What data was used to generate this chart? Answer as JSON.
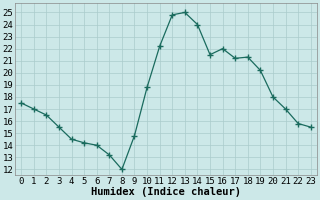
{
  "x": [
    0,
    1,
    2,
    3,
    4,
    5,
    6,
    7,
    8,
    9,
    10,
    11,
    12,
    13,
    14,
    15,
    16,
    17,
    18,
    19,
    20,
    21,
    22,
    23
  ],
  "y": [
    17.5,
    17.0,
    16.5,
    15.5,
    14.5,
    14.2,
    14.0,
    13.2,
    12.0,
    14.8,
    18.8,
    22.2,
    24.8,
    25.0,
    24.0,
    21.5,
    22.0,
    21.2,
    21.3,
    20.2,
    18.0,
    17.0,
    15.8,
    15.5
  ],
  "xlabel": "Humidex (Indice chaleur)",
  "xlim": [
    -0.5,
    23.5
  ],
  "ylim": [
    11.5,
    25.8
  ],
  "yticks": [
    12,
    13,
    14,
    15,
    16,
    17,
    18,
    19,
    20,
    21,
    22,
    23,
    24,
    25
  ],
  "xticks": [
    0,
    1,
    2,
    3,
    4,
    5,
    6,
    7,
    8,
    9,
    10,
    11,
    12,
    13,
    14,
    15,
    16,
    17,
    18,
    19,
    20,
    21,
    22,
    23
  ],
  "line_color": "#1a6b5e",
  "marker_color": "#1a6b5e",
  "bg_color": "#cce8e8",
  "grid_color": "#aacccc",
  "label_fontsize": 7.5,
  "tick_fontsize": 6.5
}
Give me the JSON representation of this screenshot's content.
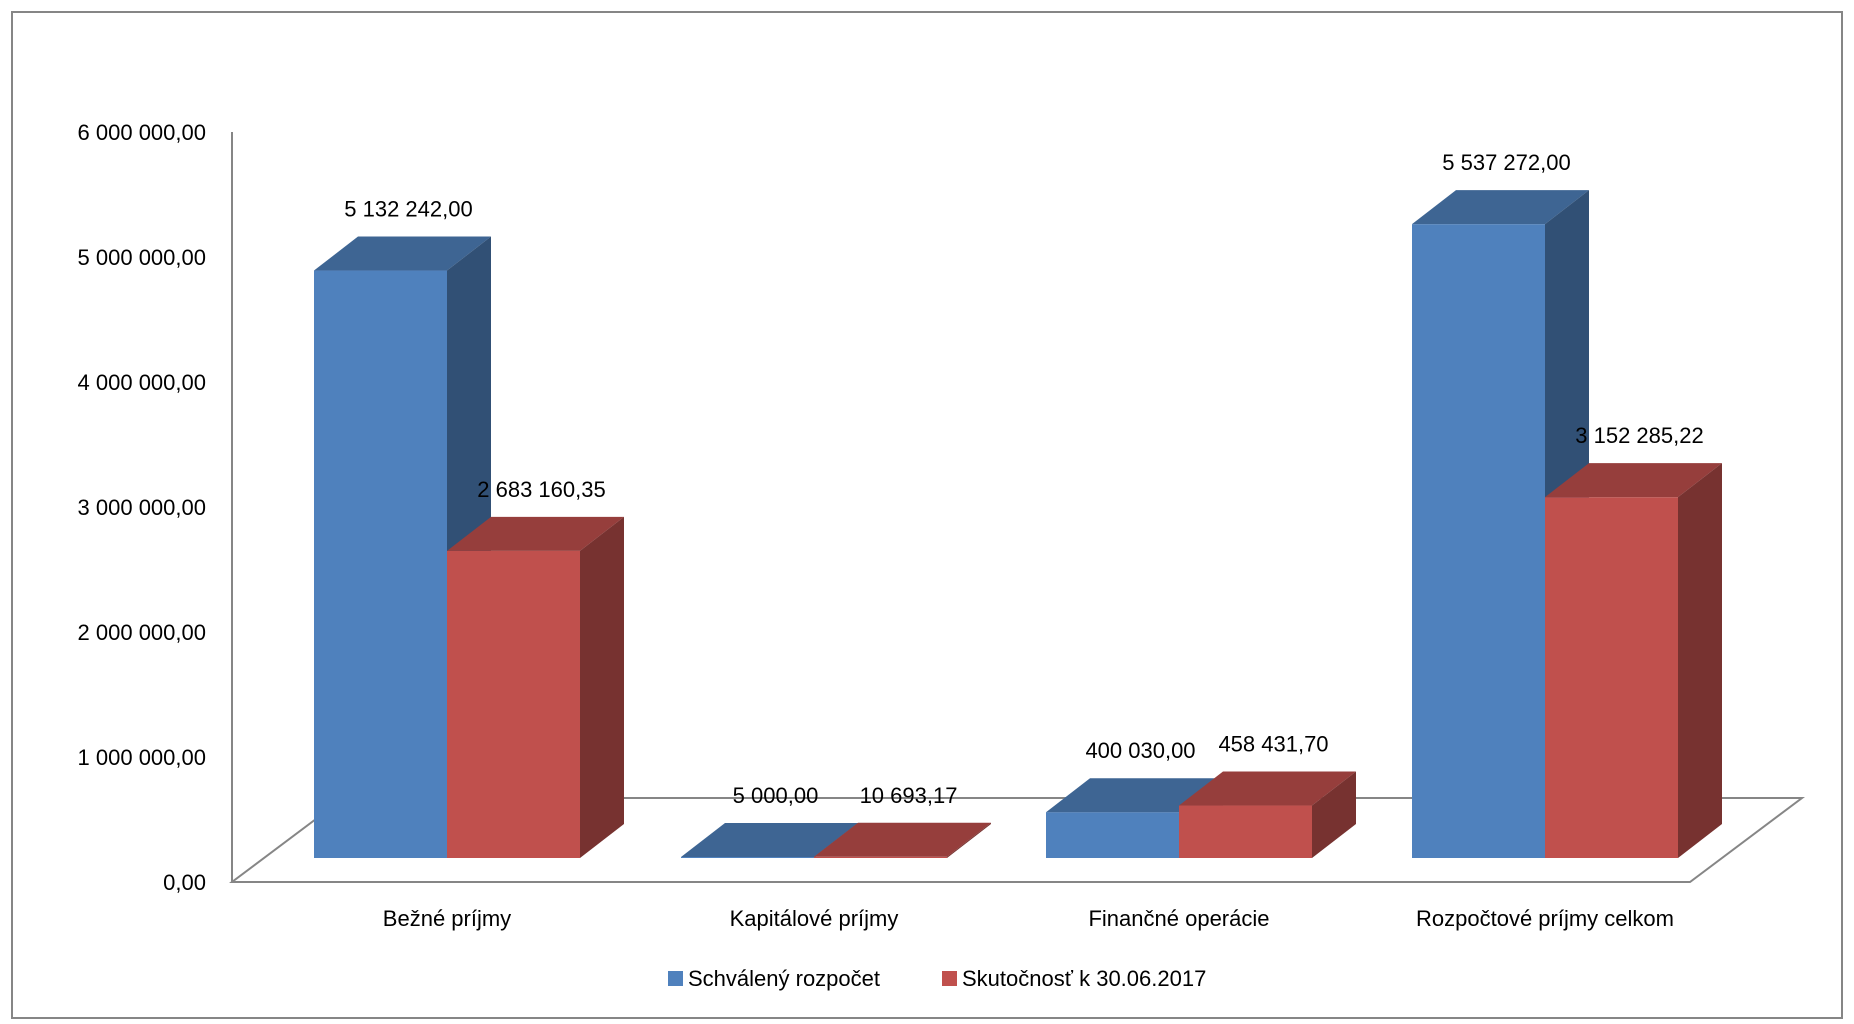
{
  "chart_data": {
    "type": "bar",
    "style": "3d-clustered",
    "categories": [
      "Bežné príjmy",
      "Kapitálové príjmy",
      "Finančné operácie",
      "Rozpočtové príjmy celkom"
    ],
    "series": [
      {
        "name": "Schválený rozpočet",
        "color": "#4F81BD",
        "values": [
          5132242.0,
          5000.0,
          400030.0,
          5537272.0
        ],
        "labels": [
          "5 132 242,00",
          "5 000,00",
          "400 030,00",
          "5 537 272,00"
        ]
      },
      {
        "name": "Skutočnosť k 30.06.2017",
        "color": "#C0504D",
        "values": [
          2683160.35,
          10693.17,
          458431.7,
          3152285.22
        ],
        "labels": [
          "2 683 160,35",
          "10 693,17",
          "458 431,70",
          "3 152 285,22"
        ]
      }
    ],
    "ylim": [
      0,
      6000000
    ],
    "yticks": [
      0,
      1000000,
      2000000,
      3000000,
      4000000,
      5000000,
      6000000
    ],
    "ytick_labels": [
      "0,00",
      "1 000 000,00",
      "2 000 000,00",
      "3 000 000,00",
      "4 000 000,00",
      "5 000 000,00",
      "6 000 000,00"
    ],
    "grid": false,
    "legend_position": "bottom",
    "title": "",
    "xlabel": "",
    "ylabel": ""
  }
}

= = =

* Direction
In your copy of the listing above, reproduce each line exactly and omit all pictures.

* Written answer
What data was used to generate this chart? Answer as JSON.
{
  "x": [
    0,
    1,
    2,
    3,
    4,
    5,
    6,
    7,
    8,
    9,
    10,
    11,
    12,
    13,
    14,
    15,
    16,
    17,
    18,
    19,
    20,
    21,
    22,
    23
  ],
  "y": [
    17.5,
    17.0,
    16.5,
    15.5,
    14.5,
    14.2,
    14.0,
    13.2,
    12.0,
    14.8,
    18.8,
    22.2,
    24.8,
    25.0,
    24.0,
    21.5,
    22.0,
    21.2,
    21.3,
    20.2,
    18.0,
    17.0,
    15.8,
    15.5
  ],
  "xlabel": "Humidex (Indice chaleur)",
  "xlim": [
    -0.5,
    23.5
  ],
  "ylim": [
    11.5,
    25.8
  ],
  "yticks": [
    12,
    13,
    14,
    15,
    16,
    17,
    18,
    19,
    20,
    21,
    22,
    23,
    24,
    25
  ],
  "xticks": [
    0,
    1,
    2,
    3,
    4,
    5,
    6,
    7,
    8,
    9,
    10,
    11,
    12,
    13,
    14,
    15,
    16,
    17,
    18,
    19,
    20,
    21,
    22,
    23
  ],
  "line_color": "#1a6b5e",
  "marker_color": "#1a6b5e",
  "bg_color": "#cce8e8",
  "grid_color": "#aacccc",
  "label_fontsize": 7.5,
  "tick_fontsize": 6.5
}
Give me the JSON representation of this screenshot's content.
{
  "chart_data": {
    "type": "bar",
    "style": "3d-clustered",
    "categories": [
      "Bežné príjmy",
      "Kapitálové príjmy",
      "Finančné operácie",
      "Rozpočtové príjmy celkom"
    ],
    "series": [
      {
        "name": "Schválený rozpočet",
        "color": "#4F81BD",
        "values": [
          5132242.0,
          5000.0,
          400030.0,
          5537272.0
        ],
        "labels": [
          "5 132 242,00",
          "5 000,00",
          "400 030,00",
          "5 537 272,00"
        ]
      },
      {
        "name": "Skutočnosť k 30.06.2017",
        "color": "#C0504D",
        "values": [
          2683160.35,
          10693.17,
          458431.7,
          3152285.22
        ],
        "labels": [
          "2 683 160,35",
          "10 693,17",
          "458 431,70",
          "3 152 285,22"
        ]
      }
    ],
    "ylim": [
      0,
      6000000
    ],
    "yticks": [
      0,
      1000000,
      2000000,
      3000000,
      4000000,
      5000000,
      6000000
    ],
    "ytick_labels": [
      "0,00",
      "1 000 000,00",
      "2 000 000,00",
      "3 000 000,00",
      "4 000 000,00",
      "5 000 000,00",
      "6 000 000,00"
    ],
    "grid": false,
    "legend_position": "bottom",
    "title": "",
    "xlabel": "",
    "ylabel": ""
  }
}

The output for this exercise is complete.